*YOUR GOAL*. Take each line containing "placeholder" and report it exactly as written.

*EXTRACTED ENTRIES*.

┌────────

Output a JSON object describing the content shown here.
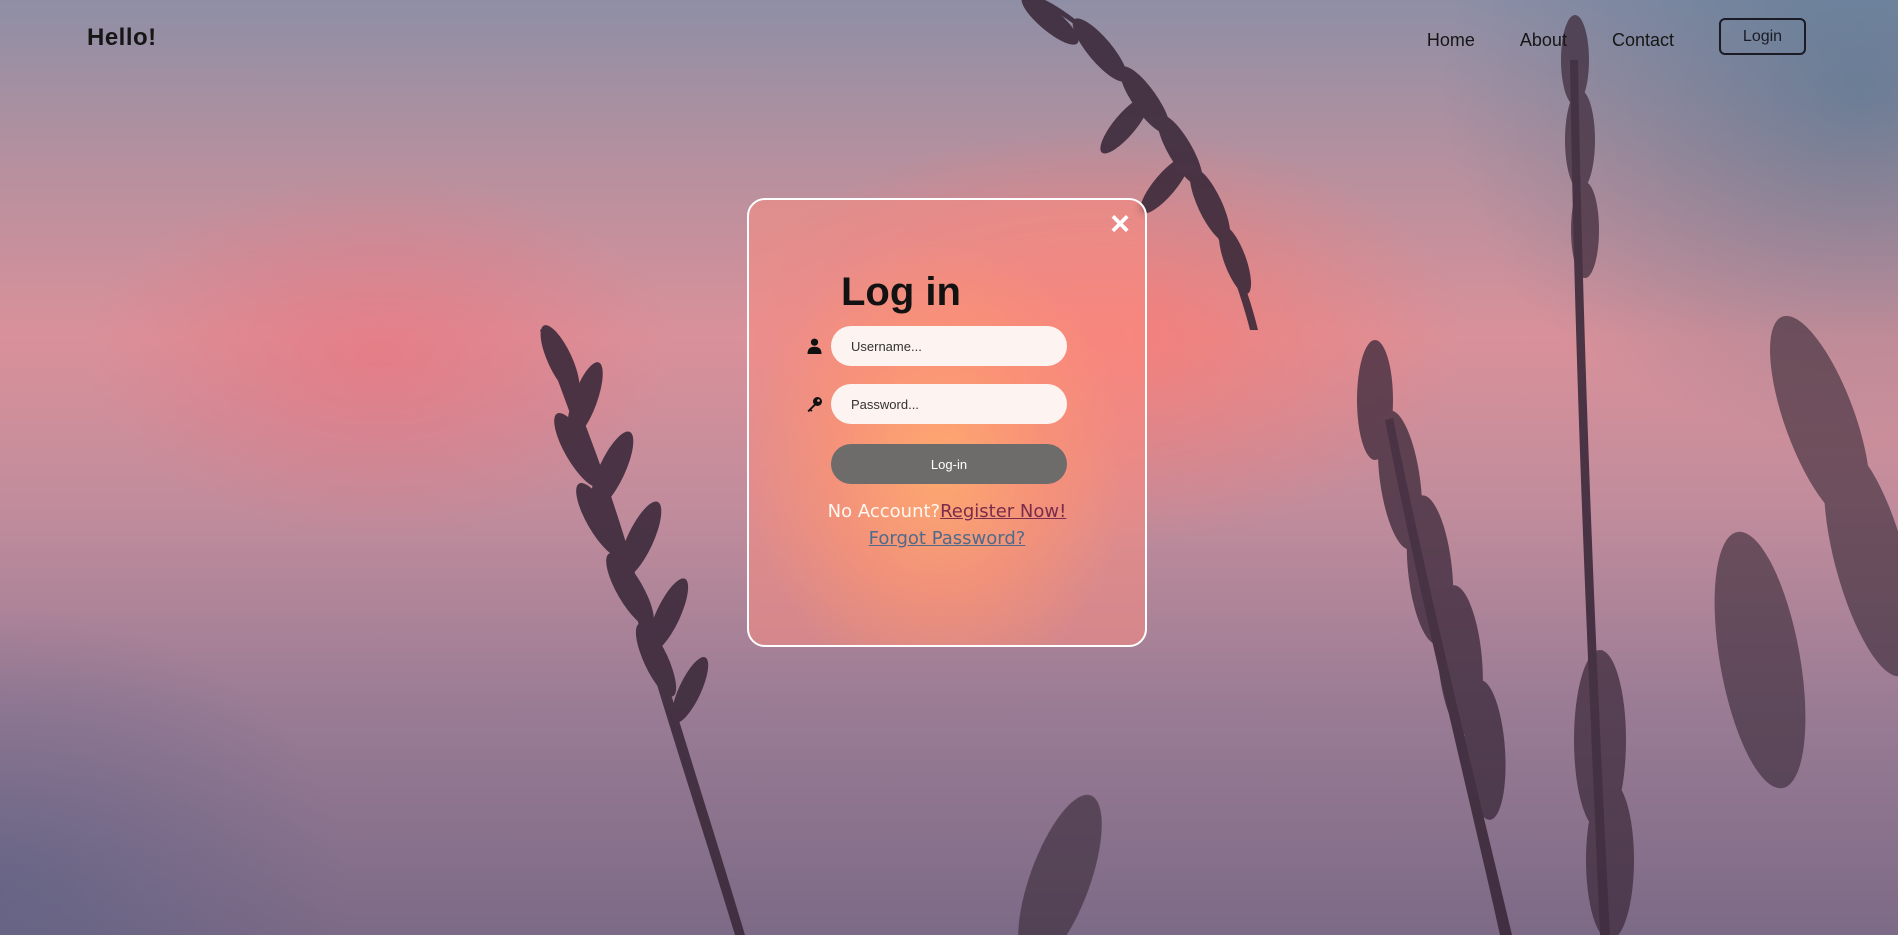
{
  "header": {
    "brand": "Hello!",
    "nav": [
      "Home",
      "About",
      "Contact"
    ],
    "login_button": "Login"
  },
  "modal": {
    "close_icon": "×",
    "title": "Log in",
    "username": {
      "icon": "user-icon",
      "placeholder": "Username..."
    },
    "password": {
      "icon": "key-icon",
      "placeholder": "Password..."
    },
    "submit_label": "Log-in",
    "no_account_text": "No Account?",
    "register_link": "Register Now!",
    "forgot_link": "Forgot Password?"
  },
  "colors": {
    "submit_bg": "#6e6b6b",
    "register_link": "#7a2c4a",
    "forgot_link": "#4f6a8a"
  }
}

└────────

*OUTPUT BELOW*.
      "placeholder": "Username..."
      "placeholder": "Password..."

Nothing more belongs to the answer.